▸ **EXERCISE BRIEF**: Please give the listing again in its entirety, exactly as written.

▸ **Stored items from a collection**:
· · · · · · ·

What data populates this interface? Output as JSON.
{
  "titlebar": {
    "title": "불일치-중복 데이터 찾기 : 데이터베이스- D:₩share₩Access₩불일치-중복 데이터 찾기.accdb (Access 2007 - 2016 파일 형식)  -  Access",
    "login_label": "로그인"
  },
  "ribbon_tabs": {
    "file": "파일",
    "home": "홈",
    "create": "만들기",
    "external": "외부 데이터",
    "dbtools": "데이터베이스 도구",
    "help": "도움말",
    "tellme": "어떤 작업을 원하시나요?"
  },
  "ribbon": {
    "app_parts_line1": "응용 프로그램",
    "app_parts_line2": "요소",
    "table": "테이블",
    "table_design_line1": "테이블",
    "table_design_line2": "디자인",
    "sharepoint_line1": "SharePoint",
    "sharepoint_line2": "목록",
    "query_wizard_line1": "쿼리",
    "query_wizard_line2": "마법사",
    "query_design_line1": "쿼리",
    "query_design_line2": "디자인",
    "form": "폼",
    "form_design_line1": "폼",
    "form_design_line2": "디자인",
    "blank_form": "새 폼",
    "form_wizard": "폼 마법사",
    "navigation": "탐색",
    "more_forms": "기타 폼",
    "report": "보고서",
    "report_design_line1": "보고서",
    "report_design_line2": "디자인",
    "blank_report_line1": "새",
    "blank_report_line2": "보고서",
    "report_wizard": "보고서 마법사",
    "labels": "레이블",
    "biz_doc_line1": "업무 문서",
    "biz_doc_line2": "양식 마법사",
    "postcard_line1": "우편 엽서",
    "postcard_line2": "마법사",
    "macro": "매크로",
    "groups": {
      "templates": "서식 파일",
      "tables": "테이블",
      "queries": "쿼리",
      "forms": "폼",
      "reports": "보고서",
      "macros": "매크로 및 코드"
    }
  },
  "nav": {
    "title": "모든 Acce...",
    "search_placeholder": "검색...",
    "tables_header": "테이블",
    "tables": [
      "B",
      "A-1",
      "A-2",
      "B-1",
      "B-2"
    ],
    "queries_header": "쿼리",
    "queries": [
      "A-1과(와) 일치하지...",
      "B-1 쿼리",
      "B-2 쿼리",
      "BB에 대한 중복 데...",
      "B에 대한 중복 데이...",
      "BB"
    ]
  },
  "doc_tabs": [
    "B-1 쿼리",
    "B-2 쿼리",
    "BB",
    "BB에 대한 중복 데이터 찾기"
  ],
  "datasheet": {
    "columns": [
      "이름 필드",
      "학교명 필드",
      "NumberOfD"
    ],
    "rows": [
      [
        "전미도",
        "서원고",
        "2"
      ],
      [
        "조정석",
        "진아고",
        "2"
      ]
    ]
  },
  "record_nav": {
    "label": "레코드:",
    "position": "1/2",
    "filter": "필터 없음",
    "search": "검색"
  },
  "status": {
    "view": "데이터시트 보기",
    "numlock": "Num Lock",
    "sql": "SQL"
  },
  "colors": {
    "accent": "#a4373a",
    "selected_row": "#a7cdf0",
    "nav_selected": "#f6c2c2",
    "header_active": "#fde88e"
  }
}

· · · · · · ·

▸ **RESULT OF THE EXERCISE**:
What data populates this interface? Output as JSON.
{
  "titlebar": {
    "title": "불일치-중복 데이터 찾기 : 데이터베이스- D:₩share₩Access₩불일치-중복 데이터 찾기.accdb (Access 2007 - 2016 파일 형식)  -  Access",
    "login_label": "로그인"
  },
  "ribbon_tabs": {
    "file": "파일",
    "home": "홈",
    "create": "만들기",
    "external": "외부 데이터",
    "dbtools": "데이터베이스 도구",
    "help": "도움말",
    "tellme": "어떤 작업을 원하시나요?"
  },
  "ribbon": {
    "app_parts_line1": "응용 프로그램",
    "app_parts_line2": "요소",
    "table": "테이블",
    "table_design_line1": "테이블",
    "table_design_line2": "디자인",
    "sharepoint_line1": "SharePoint",
    "sharepoint_line2": "목록",
    "query_wizard_line1": "쿼리",
    "query_wizard_line2": "마법사",
    "query_design_line1": "쿼리",
    "query_design_line2": "디자인",
    "form": "폼",
    "form_design_line1": "폼",
    "form_design_line2": "디자인",
    "blank_form": "새 폼",
    "form_wizard": "폼 마법사",
    "navigation": "탐색",
    "more_forms": "기타 폼",
    "report": "보고서",
    "report_design_line1": "보고서",
    "report_design_line2": "디자인",
    "blank_report_line1": "새",
    "blank_report_line2": "보고서",
    "report_wizard": "보고서 마법사",
    "labels": "레이블",
    "biz_doc_line1": "업무 문서",
    "biz_doc_line2": "양식 마법사",
    "postcard_line1": "우편 엽서",
    "postcard_line2": "마법사",
    "macro": "매크로",
    "groups": {
      "templates": "서식 파일",
      "tables": "테이블",
      "queries": "쿼리",
      "forms": "폼",
      "reports": "보고서",
      "macros": "매크로 및 코드"
    }
  },
  "nav": {
    "title": "모든 Acce...",
    "search_placeholder": "검색...",
    "tables_header": "테이블",
    "tables": [
      "B",
      "A-1",
      "A-2",
      "B-1",
      "B-2"
    ],
    "queries_header": "쿼리",
    "queries": [
      "A-1과(와) 일치하지...",
      "B-1 쿼리",
      "B-2 쿼리",
      "BB에 대한 중복 데...",
      "B에 대한 중복 데이...",
      "BB"
    ]
  },
  "doc_tabs": [
    "B-1 쿼리",
    "B-2 쿼리",
    "BB",
    "BB에 대한 중복 데이터 찾기"
  ],
  "datasheet": {
    "columns": [
      "이름 필드",
      "학교명 필드",
      "NumberOfD"
    ],
    "rows": [
      [
        "전미도",
        "서원고",
        "2"
      ],
      [
        "조정석",
        "진아고",
        "2"
      ]
    ]
  },
  "record_nav": {
    "label": "레코드:",
    "position": "1/2",
    "filter": "필터 없음",
    "search": "검색"
  },
  "status": {
    "view": "데이터시트 보기",
    "numlock": "Num Lock",
    "sql": "SQL"
  },
  "colors": {
    "accent": "#a4373a",
    "selected_row": "#a7cdf0",
    "nav_selected": "#f6c2c2",
    "header_active": "#fde88e"
  }
}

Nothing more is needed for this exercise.